▸ **Request**:
Copy out each line of the material in which the word "ROSLYN" appears.

···

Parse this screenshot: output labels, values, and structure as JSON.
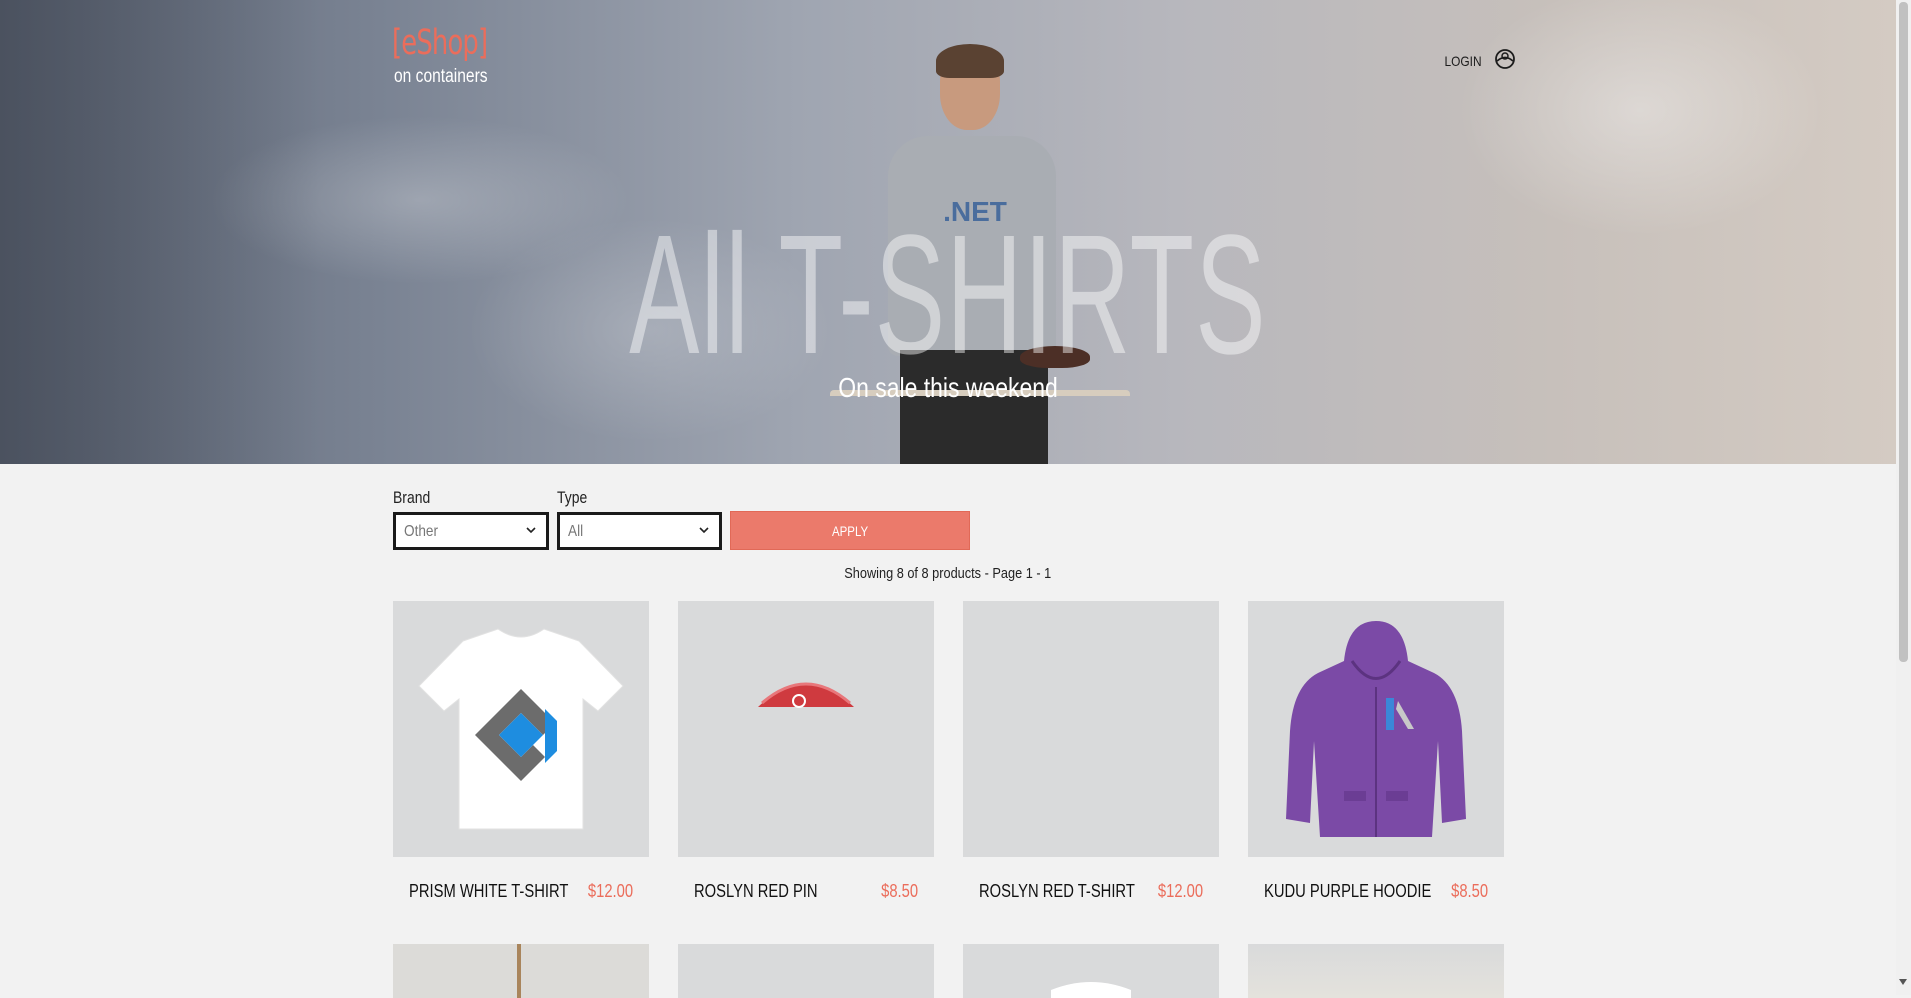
{
  "header": {
    "logo": "[eShop]",
    "subtitle": "on containers",
    "login_label": "LOGIN"
  },
  "hero": {
    "title": "All T-SHIRTS",
    "shirt_print": ".NET",
    "subtitle": "On sale this weekend"
  },
  "filters": {
    "brand_label": "Brand",
    "brand_value": "Other",
    "type_label": "Type",
    "type_value": "All",
    "apply_label": "APPLY"
  },
  "results": {
    "summary": "Showing 8 of 8 products - Page 1 - 1"
  },
  "products": [
    {
      "name": "PRISM WHITE T-SHIRT",
      "price": "$12.00"
    },
    {
      "name": "ROSLYN RED PIN",
      "price": "$8.50"
    },
    {
      "name": "ROSLYN RED T-SHIRT",
      "price": "$12.00"
    },
    {
      "name": "KUDU PURPLE HOODIE",
      "price": "$8.50"
    }
  ],
  "colors": {
    "accent": "#eb6d5b",
    "apply_button": "#eb7a6b",
    "page_background": "#f2f2f2",
    "card_background": "#d9dadb"
  },
  "icons": {
    "login": "user-icon",
    "dropdown": "chevron-down-icon"
  }
}
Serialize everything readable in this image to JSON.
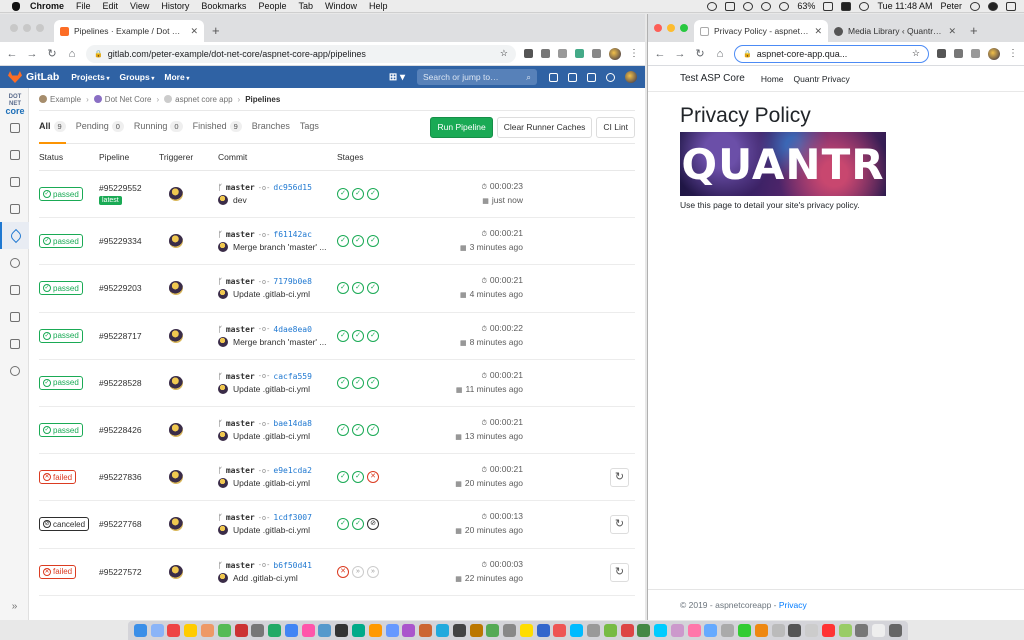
{
  "menubar": {
    "app": "Chrome",
    "items": [
      "File",
      "Edit",
      "View",
      "History",
      "Bookmarks",
      "People",
      "Tab",
      "Window",
      "Help"
    ],
    "battery": "63%",
    "clock": "Tue 11:48 AM",
    "user": "Peter"
  },
  "left_window": {
    "tab_title": "Pipelines · Example / Dot Net C",
    "url": "gitlab.com/peter-example/dot-net-core/aspnet-core-app/pipelines",
    "gitlab": {
      "logo_text": "GitLab",
      "nav": [
        "Projects",
        "Groups",
        "More"
      ],
      "search_placeholder": "Search or jump to…",
      "side_logo_small": "DOT NET",
      "side_logo": "core",
      "breadcrumb": [
        "Example",
        "Dot Net Core",
        "aspnet core app",
        "Pipelines"
      ],
      "tabs": [
        {
          "label": "All",
          "count": "9"
        },
        {
          "label": "Pending",
          "count": "0"
        },
        {
          "label": "Running",
          "count": "0"
        },
        {
          "label": "Finished",
          "count": "9"
        },
        {
          "label": "Branches",
          "count": ""
        },
        {
          "label": "Tags",
          "count": ""
        }
      ],
      "buttons": {
        "run": "Run Pipeline",
        "clear": "Clear Runner Caches",
        "lint": "CI Lint"
      },
      "columns": [
        "Status",
        "Pipeline",
        "Triggerer",
        "Commit",
        "Stages"
      ],
      "pipelines": [
        {
          "status": "passed",
          "id": "#95229552",
          "latest": "latest",
          "branch": "master",
          "sha": "dc956d15",
          "msg": "dev",
          "stages": [
            "s",
            "s",
            "s"
          ],
          "duration": "00:00:23",
          "finished": "just now",
          "retry": false
        },
        {
          "status": "passed",
          "id": "#95229334",
          "latest": "",
          "branch": "master",
          "sha": "f61142ac",
          "msg": "Merge branch 'master' ...",
          "stages": [
            "s",
            "s",
            "s"
          ],
          "duration": "00:00:21",
          "finished": "3 minutes ago",
          "retry": false
        },
        {
          "status": "passed",
          "id": "#95229203",
          "latest": "",
          "branch": "master",
          "sha": "7179b0e8",
          "msg": "Update .gitlab-ci.yml",
          "stages": [
            "s",
            "s",
            "s"
          ],
          "duration": "00:00:21",
          "finished": "4 minutes ago",
          "retry": false
        },
        {
          "status": "passed",
          "id": "#95228717",
          "latest": "",
          "branch": "master",
          "sha": "4dae8ea0",
          "msg": "Merge branch 'master' ...",
          "stages": [
            "s",
            "s",
            "s"
          ],
          "duration": "00:00:22",
          "finished": "8 minutes ago",
          "retry": false
        },
        {
          "status": "passed",
          "id": "#95228528",
          "latest": "",
          "branch": "master",
          "sha": "cacfa559",
          "msg": "Update .gitlab-ci.yml",
          "stages": [
            "s",
            "s",
            "s"
          ],
          "duration": "00:00:21",
          "finished": "11 minutes ago",
          "retry": false
        },
        {
          "status": "passed",
          "id": "#95228426",
          "latest": "",
          "branch": "master",
          "sha": "bae14da8",
          "msg": "Update .gitlab-ci.yml",
          "stages": [
            "s",
            "s",
            "s"
          ],
          "duration": "00:00:21",
          "finished": "13 minutes ago",
          "retry": false
        },
        {
          "status": "failed",
          "id": "#95227836",
          "latest": "",
          "branch": "master",
          "sha": "e9e1cda2",
          "msg": "Update .gitlab-ci.yml",
          "stages": [
            "s",
            "s",
            "f"
          ],
          "duration": "00:00:21",
          "finished": "20 minutes ago",
          "retry": true
        },
        {
          "status": "canceled",
          "id": "#95227768",
          "latest": "",
          "branch": "master",
          "sha": "1cdf3007",
          "msg": "Update .gitlab-ci.yml",
          "stages": [
            "s",
            "s",
            "c"
          ],
          "duration": "00:00:13",
          "finished": "20 minutes ago",
          "retry": true
        },
        {
          "status": "failed",
          "id": "#95227572",
          "latest": "",
          "branch": "master",
          "sha": "b6f50d41",
          "msg": "Add .gitlab-ci.yml",
          "stages": [
            "f",
            "k",
            "k"
          ],
          "duration": "00:00:03",
          "finished": "22 minutes ago",
          "retry": true
        }
      ]
    }
  },
  "right_window": {
    "tab1_title": "Privacy Policy - aspnetcoreapp",
    "tab2_title": "Media Library ‹ Quantr — Wo",
    "url": "aspnet-core-app.qua...",
    "app": {
      "brand": "Test ASP Core",
      "nav": [
        "Home",
        "Quantr Privacy"
      ],
      "title": "Privacy Policy",
      "logo_text": "QUANTR",
      "body": "Use this page to detail your site's privacy policy.",
      "footer_text": "© 2019 - aspnetcoreapp - ",
      "footer_link": "Privacy"
    }
  },
  "colors": {
    "passed": "#1aaa55",
    "failed": "#db3b21",
    "gitlab_header": "#2f62a4",
    "run_button": "#1aaa55"
  }
}
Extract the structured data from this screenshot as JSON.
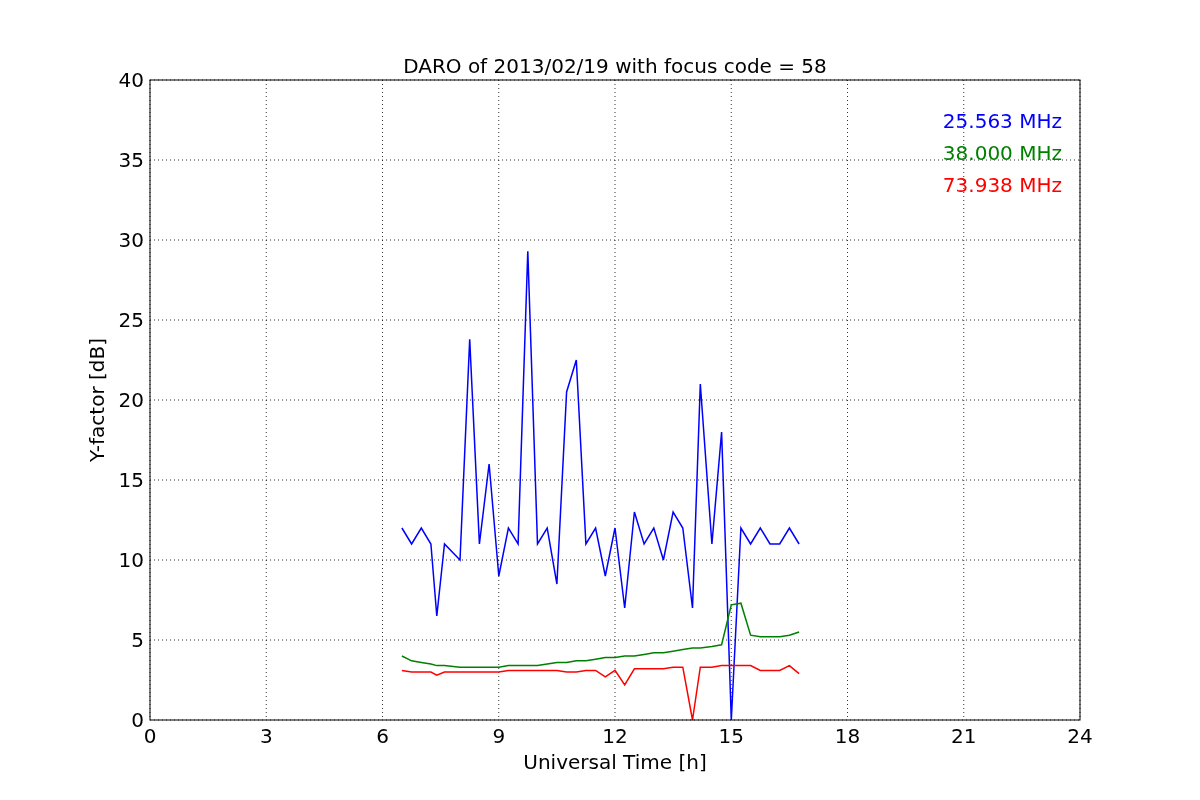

···

▸ **Task result**:
      "name": "ROSLYN RED PIN",
      "name": "ROSLYN RED T-SHIRT",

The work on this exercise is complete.